→ Stated goal
Your task is to repeat all of the material exactly.

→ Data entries
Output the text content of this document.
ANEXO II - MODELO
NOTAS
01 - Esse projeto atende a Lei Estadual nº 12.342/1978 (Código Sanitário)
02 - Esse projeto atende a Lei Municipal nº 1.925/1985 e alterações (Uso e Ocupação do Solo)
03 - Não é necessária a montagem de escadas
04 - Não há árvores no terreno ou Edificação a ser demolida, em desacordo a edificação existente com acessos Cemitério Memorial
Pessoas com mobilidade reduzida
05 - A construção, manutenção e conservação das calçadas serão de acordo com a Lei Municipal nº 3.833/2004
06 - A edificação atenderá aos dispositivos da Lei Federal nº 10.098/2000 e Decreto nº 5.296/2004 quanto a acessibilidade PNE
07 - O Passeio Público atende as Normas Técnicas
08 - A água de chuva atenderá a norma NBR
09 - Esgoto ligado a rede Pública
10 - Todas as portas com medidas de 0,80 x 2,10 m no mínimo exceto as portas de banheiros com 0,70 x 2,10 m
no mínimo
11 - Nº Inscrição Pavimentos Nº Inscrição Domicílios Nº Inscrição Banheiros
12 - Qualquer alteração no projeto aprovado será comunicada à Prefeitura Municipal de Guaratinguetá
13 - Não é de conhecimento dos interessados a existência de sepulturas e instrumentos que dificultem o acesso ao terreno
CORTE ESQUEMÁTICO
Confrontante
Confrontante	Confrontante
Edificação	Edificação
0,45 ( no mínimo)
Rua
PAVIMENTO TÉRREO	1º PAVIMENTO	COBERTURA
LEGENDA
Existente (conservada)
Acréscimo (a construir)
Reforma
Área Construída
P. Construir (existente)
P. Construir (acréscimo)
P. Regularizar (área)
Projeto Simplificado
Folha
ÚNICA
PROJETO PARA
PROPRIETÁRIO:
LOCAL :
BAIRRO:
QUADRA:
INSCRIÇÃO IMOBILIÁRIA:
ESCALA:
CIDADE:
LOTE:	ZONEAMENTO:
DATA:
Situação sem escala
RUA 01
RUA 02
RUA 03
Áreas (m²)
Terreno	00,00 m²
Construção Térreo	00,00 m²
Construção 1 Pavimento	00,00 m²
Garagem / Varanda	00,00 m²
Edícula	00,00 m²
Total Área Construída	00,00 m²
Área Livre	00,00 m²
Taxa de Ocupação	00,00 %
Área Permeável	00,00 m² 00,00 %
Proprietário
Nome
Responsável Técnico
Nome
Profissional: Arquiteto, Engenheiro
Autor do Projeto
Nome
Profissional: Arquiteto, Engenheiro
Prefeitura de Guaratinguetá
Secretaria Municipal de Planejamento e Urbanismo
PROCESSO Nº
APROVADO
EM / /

→ Exercise answer
Output the text content of this document.
ANEXO II - MODELO
NOTAS
01 - Esse projeto atende a Lei Estadual nº 12.342/1978 (Código Sanitário)
02 - Esse projeto atende a Lei Municipal nº 1.925/1985 e alterações (Uso e Ocupação do Solo)
03 - Não é necessária a montagem de escadas
04 - Não há árvores no terreno ou Edificação a ser demolida, em desacordo a edificação existente com acessos Cemitério Memorial
Pessoas com mobilidade reduzida
05 - A construção, manutenção e conservação das calçadas serão de acordo com a Lei Municipal nº 3.833/2004
06 - A edificação atenderá aos dispositivos da Lei Federal nº 10.098/2000 e Decreto nº 5.296/2004 quanto a acessibilidade PNE
07 - O Passeio Público atende as Normas Técnicas
08 - A água de chuva atenderá a norma NBR
09 - Esgoto ligado a rede Pública
10 - Todas as portas com medidas de 0,80 x 2,10 m no mínimo exceto as portas de banheiros com 0,70 x 2,10 m
no mínimo
11 - Nº Inscrição Pavimentos Nº Inscrição Domicílios Nº Inscrição Banheiros
12 - Qualquer alteração no projeto aprovado será comunicada à Prefeitura Municipal de Guaratinguetá
13 - Não é de conhecimento dos interessados a existência de sepulturas e instrumentos que dificultem o acesso ao terreno
CORTE ESQUEMÁTICO
Confrontante
Confrontante	Confrontante
Edificação	Edificação
0,45 ( no mínimo)
Rua
PAVIMENTO TÉRREO	1º PAVIMENTO	COBERTURA
LEGENDA
Existente (conservada)
Acréscimo (a construir)
Reforma
Área Construída
P. Construir (existente)
P. Construir (acréscimo)
P. Regularizar (área)
Projeto Simplificado
Folha
ÚNICA
PROJETO PARA
PROPRIETÁRIO:
LOCAL :
BAIRRO:
QUADRA:
INSCRIÇÃO IMOBILIÁRIA:
ESCALA:
CIDADE:
LOTE:	ZONEAMENTO:
DATA:
Situação sem escala
RUA 01
RUA 02
RUA 03
Áreas (m²)
Terreno	00,00 m²
Construção Térreo	00,00 m²
Construção 1 Pavimento	00,00 m²
Garagem / Varanda	00,00 m²
Edícula	00,00 m²
Total Área Construída	00,00 m²
Área Livre	00,00 m²
Taxa de Ocupação	00,00 %
Área Permeável	00,00 m² 00,00 %
Proprietário
Nome
Responsável Técnico
Nome
Profissional: Arquiteto, Engenheiro
Autor do Projeto
Nome
Profissional: Arquiteto, Engenheiro
Prefeitura de Guaratinguetá
Secretaria Municipal de Planejamento e Urbanismo
PROCESSO Nº
APROVADO
EM / /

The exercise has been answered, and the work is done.